** Listed entries **
»»

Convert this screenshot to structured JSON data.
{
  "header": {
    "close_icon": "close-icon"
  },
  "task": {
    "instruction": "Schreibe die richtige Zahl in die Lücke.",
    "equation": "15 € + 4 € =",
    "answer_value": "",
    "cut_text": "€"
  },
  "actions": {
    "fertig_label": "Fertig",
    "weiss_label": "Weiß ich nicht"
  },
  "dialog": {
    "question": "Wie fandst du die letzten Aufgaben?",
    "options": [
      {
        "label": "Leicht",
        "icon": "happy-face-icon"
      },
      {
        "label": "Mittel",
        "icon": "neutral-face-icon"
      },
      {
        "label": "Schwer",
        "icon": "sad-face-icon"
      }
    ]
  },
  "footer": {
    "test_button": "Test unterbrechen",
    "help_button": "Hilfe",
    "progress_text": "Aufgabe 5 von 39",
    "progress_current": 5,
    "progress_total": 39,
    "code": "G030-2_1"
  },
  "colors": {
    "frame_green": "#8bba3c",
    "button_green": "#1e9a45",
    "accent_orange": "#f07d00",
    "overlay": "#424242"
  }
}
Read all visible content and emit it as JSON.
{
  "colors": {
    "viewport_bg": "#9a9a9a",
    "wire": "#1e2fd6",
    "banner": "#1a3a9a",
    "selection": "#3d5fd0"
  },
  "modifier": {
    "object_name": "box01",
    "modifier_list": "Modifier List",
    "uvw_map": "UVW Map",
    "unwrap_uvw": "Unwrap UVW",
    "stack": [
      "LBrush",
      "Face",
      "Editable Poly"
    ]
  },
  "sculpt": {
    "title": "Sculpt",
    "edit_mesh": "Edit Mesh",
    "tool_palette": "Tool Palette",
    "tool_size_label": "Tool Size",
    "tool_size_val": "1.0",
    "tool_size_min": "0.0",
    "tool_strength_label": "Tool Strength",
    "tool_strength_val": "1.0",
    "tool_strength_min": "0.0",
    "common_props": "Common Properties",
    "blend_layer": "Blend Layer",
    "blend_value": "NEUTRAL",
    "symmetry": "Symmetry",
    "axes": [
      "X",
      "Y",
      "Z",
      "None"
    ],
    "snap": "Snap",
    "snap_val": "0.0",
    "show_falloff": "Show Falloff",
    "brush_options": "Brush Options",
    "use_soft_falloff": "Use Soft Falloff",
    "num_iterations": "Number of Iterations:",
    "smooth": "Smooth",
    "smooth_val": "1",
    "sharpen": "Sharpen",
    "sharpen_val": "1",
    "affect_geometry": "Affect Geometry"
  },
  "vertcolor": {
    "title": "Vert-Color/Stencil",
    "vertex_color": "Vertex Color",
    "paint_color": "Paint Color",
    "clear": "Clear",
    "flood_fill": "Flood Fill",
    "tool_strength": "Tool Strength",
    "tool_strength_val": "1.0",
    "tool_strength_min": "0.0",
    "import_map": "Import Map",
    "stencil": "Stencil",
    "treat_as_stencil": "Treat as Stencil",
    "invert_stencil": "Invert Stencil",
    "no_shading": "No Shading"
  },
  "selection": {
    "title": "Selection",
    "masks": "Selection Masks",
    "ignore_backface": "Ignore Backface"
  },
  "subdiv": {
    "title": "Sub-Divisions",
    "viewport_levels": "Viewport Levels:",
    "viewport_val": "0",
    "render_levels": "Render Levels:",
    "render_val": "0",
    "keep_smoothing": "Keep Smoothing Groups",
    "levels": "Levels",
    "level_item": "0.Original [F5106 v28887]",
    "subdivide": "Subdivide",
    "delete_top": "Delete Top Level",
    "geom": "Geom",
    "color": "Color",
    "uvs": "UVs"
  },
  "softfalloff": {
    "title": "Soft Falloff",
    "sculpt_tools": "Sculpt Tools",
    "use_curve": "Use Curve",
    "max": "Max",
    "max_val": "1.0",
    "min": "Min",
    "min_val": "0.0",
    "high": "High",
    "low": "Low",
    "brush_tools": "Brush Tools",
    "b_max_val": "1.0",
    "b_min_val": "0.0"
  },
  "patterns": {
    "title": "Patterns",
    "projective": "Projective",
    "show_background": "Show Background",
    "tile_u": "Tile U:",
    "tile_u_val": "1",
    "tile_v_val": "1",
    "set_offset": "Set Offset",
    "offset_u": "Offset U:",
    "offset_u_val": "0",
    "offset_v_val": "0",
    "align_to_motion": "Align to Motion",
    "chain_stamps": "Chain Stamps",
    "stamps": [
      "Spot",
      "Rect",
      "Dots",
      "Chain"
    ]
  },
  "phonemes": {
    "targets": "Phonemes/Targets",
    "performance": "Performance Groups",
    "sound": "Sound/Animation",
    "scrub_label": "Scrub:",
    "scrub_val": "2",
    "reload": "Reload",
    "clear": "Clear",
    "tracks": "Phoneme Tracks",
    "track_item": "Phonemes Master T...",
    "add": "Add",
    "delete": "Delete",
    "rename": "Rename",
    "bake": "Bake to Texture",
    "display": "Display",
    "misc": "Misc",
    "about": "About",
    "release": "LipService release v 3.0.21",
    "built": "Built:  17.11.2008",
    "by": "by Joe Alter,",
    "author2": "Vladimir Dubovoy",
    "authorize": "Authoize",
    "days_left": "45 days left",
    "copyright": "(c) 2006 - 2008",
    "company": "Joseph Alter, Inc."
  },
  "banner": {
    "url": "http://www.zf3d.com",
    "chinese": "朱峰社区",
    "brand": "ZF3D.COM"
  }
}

««

Copy every line of the listing where the word "Show" appears.

    "show_falloff": "Show Falloff",
    "show_background": "Show Background",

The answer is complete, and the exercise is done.